Exercise aim
For the data below, work out how many lines contain the word "kind" and supply only that number.

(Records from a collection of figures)
####################

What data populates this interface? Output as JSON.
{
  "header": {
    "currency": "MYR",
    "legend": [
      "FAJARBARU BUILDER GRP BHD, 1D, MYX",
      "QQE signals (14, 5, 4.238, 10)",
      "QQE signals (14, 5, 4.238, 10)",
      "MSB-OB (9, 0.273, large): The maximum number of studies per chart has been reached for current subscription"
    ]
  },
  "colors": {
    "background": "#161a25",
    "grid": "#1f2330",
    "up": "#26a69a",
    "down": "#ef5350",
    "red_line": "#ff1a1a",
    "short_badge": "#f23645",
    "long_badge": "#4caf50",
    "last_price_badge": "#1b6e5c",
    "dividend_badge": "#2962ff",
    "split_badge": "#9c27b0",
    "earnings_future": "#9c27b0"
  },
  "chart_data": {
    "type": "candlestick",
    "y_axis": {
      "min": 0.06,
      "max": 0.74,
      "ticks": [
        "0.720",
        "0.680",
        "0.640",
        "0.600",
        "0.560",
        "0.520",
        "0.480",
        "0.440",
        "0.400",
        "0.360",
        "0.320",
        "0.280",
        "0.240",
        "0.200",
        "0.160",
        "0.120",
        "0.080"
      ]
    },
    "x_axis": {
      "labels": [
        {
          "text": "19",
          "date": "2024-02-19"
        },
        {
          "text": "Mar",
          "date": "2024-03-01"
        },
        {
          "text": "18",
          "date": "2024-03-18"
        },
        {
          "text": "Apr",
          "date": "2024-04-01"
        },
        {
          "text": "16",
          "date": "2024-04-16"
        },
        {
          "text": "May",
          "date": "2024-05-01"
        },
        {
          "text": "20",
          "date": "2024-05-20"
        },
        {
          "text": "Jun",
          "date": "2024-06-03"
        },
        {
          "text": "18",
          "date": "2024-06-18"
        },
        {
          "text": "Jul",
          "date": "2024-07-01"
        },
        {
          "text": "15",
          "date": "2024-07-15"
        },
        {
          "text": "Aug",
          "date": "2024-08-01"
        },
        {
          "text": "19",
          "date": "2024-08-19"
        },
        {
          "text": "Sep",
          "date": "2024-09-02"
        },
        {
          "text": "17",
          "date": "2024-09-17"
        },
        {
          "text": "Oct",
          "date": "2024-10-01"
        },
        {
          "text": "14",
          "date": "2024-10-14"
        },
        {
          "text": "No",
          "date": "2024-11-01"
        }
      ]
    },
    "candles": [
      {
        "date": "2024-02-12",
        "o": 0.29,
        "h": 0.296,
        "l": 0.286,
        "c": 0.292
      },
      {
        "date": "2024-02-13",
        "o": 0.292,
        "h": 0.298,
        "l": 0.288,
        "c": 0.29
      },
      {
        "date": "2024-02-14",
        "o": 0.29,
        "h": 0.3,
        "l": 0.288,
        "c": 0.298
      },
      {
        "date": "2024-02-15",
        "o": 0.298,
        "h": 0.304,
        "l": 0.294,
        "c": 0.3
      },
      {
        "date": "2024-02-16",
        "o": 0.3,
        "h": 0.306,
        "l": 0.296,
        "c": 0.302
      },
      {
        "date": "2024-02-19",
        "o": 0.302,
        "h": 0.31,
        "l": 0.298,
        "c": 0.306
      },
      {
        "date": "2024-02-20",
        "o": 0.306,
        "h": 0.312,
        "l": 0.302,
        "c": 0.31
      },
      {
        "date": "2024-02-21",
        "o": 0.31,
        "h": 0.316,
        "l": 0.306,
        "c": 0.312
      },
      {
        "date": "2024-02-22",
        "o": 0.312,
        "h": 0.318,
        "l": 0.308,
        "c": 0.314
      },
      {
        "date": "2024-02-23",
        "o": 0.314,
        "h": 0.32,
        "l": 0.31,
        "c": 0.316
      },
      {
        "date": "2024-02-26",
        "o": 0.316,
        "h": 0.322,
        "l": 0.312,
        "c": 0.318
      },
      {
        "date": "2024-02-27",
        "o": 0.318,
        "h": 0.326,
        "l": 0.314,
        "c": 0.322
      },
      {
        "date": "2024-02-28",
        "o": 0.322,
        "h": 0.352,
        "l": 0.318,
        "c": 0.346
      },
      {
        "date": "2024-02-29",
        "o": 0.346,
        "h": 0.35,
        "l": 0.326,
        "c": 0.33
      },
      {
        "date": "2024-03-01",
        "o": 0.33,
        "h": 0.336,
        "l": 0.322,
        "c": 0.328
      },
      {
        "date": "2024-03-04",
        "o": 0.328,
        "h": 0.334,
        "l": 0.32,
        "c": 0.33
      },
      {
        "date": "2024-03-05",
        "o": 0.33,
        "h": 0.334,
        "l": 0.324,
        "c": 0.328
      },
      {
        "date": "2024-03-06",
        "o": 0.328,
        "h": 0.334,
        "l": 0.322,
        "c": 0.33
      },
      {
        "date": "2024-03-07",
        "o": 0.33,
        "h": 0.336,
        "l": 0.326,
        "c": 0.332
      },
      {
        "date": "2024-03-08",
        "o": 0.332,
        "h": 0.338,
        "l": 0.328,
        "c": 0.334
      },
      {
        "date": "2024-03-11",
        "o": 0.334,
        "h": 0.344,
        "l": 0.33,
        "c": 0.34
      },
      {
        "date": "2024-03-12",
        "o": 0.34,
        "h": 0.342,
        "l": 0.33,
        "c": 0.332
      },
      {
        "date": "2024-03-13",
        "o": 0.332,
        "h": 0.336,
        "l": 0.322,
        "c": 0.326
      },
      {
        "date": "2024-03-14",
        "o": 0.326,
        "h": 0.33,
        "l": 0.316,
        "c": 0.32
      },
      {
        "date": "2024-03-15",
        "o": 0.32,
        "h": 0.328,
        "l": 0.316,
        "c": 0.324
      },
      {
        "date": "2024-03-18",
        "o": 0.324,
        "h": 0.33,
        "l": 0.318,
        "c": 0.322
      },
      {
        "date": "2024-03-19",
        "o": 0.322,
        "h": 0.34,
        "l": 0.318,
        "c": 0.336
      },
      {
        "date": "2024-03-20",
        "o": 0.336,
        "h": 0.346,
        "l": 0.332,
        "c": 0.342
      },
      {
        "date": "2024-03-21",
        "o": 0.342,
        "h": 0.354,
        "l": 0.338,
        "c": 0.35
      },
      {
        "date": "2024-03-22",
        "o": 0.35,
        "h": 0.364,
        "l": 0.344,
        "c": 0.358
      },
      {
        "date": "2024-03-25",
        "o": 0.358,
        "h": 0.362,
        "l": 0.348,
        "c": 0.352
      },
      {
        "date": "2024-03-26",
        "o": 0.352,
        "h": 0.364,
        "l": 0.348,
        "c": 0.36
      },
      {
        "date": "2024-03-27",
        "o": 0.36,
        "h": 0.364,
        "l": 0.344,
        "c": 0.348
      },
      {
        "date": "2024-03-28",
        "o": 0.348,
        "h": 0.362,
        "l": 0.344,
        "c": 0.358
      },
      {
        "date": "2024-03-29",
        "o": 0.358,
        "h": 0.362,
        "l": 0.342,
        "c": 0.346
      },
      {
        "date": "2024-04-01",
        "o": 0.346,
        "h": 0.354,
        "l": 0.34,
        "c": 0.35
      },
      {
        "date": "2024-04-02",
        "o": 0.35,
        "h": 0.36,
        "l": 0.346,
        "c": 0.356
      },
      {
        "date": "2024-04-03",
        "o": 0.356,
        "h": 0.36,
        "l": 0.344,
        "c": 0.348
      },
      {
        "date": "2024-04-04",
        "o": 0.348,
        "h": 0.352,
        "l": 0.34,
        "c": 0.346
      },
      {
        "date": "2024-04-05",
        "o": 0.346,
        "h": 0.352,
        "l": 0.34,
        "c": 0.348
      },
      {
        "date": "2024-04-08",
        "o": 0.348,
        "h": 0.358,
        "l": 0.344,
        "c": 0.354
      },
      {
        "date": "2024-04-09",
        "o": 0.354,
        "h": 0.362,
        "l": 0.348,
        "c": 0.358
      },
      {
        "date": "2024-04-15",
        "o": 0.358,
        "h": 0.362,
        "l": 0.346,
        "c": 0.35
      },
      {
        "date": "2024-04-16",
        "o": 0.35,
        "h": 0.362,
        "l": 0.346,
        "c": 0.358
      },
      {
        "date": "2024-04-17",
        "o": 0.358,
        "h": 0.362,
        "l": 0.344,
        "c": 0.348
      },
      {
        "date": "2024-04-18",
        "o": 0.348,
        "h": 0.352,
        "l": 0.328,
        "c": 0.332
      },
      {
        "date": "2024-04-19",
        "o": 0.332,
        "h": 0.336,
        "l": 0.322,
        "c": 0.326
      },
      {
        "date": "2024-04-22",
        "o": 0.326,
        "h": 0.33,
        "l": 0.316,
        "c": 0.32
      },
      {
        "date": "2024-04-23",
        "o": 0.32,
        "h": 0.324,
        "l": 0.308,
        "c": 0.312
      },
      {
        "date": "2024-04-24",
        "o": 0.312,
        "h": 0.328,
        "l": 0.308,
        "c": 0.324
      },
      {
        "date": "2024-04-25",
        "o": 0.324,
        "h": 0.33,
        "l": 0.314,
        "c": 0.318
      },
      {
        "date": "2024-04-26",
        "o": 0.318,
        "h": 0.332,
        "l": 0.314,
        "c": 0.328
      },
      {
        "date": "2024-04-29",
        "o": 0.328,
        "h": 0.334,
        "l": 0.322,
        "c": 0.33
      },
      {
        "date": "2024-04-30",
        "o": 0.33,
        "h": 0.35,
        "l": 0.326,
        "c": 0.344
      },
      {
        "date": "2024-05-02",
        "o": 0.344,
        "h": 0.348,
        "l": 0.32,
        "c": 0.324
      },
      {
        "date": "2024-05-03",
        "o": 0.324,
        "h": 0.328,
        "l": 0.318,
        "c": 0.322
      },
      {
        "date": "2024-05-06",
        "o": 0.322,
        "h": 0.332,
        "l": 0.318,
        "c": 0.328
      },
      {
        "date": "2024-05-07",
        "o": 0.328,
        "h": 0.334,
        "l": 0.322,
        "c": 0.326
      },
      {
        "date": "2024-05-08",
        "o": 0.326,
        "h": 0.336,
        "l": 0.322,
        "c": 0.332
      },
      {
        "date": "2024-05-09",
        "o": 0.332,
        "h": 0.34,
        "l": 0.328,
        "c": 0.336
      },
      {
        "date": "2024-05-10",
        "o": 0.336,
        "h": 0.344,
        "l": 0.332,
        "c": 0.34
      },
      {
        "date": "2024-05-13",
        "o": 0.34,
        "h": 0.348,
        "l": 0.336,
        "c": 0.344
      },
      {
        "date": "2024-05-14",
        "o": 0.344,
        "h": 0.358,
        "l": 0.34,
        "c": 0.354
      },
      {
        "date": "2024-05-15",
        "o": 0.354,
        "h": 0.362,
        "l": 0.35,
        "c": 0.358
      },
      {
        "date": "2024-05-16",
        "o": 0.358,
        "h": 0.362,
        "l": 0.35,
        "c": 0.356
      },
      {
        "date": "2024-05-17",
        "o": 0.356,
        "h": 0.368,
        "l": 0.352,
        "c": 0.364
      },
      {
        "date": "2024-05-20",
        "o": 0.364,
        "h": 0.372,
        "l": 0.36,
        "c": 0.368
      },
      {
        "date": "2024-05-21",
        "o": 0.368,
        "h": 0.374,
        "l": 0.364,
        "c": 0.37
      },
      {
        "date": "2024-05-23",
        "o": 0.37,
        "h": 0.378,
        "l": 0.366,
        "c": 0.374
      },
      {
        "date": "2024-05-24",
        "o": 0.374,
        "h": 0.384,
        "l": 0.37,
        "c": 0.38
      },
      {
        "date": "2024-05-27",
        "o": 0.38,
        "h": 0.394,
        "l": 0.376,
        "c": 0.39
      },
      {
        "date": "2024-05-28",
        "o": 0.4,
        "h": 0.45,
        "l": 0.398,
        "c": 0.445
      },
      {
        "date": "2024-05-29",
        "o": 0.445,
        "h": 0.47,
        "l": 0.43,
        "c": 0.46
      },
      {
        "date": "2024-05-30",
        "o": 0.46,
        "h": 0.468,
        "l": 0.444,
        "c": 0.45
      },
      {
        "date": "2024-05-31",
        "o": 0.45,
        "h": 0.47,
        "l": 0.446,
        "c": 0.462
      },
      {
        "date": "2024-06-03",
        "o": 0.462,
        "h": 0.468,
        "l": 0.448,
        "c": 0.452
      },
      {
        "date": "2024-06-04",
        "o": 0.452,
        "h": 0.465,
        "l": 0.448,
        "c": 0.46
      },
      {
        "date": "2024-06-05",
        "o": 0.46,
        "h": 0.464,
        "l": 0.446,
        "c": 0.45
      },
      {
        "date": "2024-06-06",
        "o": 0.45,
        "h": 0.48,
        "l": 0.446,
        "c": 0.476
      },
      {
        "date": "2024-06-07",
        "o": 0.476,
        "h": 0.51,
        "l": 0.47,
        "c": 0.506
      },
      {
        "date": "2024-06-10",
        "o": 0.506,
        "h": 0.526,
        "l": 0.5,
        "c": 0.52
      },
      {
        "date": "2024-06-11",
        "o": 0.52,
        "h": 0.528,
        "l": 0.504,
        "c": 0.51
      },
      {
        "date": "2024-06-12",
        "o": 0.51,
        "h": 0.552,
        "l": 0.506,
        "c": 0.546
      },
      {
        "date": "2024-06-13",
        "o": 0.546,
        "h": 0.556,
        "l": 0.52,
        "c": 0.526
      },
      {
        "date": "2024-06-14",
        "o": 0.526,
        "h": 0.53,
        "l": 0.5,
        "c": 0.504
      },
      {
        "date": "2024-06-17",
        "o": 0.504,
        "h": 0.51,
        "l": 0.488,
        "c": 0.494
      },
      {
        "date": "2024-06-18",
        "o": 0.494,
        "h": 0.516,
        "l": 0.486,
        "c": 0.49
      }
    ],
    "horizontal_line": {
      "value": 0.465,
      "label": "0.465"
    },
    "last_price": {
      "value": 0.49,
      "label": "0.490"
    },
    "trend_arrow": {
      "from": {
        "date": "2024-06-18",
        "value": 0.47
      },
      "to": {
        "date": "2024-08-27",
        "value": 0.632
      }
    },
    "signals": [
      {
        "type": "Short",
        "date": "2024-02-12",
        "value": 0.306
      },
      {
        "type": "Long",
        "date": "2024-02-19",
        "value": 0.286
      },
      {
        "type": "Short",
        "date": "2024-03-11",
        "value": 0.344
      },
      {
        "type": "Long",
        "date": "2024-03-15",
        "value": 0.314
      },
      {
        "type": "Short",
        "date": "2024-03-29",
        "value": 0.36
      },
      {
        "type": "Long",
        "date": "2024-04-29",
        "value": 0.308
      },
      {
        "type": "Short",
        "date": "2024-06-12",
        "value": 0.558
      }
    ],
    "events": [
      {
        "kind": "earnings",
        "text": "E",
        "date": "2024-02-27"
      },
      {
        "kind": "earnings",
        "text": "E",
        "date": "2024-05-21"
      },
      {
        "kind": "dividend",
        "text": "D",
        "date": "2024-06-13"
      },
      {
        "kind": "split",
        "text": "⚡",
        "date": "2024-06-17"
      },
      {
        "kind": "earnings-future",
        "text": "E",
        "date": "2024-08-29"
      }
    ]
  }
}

####################

Answer for this exercise
5